▸ **Data provided**
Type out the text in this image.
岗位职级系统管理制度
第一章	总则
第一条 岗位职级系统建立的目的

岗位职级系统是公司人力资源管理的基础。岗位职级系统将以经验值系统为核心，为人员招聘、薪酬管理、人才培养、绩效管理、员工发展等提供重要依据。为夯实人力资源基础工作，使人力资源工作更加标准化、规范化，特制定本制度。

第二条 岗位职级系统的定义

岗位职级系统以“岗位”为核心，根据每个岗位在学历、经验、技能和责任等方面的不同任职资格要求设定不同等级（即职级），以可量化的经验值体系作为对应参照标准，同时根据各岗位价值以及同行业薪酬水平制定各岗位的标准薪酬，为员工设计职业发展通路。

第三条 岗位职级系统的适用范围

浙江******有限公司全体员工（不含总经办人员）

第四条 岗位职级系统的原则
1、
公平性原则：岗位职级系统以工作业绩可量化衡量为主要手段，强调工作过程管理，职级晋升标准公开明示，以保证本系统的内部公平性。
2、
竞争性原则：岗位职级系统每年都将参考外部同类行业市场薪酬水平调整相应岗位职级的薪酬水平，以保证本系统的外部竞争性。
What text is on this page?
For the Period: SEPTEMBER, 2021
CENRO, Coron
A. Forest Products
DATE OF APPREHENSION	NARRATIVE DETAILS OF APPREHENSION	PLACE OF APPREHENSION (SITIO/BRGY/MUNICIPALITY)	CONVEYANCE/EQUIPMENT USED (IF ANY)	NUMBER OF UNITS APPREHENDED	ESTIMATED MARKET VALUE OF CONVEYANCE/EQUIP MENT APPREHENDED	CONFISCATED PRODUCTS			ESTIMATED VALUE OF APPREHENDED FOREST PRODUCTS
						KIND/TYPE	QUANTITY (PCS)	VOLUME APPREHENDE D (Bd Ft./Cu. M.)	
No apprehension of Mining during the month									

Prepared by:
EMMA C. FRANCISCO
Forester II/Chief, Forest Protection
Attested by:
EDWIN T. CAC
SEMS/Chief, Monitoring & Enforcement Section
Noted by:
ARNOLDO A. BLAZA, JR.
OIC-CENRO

▸ **Stated task**
Please retype, exactly as written, every line from the line containing "What text is on this page?" through the last line of the records above, including both of those lines, and nothing else.

▸ **Answer to the problem**
What text is on this page?
For the Period: SEPTEMBER, 2021
CENRO, Coron
A. Forest Products
DATE OF APPREHENSION	NARRATIVE DETAILS OF APPREHENSION	PLACE OF APPREHENSION (SITIO/BRGY/MUNICIPALITY)	CONVEYANCE/EQUIPMENT USED (IF ANY)	NUMBER OF UNITS APPREHENDED	ESTIMATED MARKET VALUE OF CONVEYANCE/EQUIP MENT APPREHENDED	CONFISCATED PRODUCTS			ESTIMATED VALUE OF APPREHENDED FOREST PRODUCTS
						KIND/TYPE	QUANTITY (PCS)	VOLUME APPREHENDE D (Bd Ft./Cu. M.)	
No apprehension of Mining during the month									

Prepared by:
EMMA C. FRANCISCO
Forester II/Chief, Forest Protection
Attested by:
EDWIN T. CAC
SEMS/Chief, Monitoring & Enforcement Section
Noted by:
ARNOLDO A. BLAZA, JR.
OIC-CENRO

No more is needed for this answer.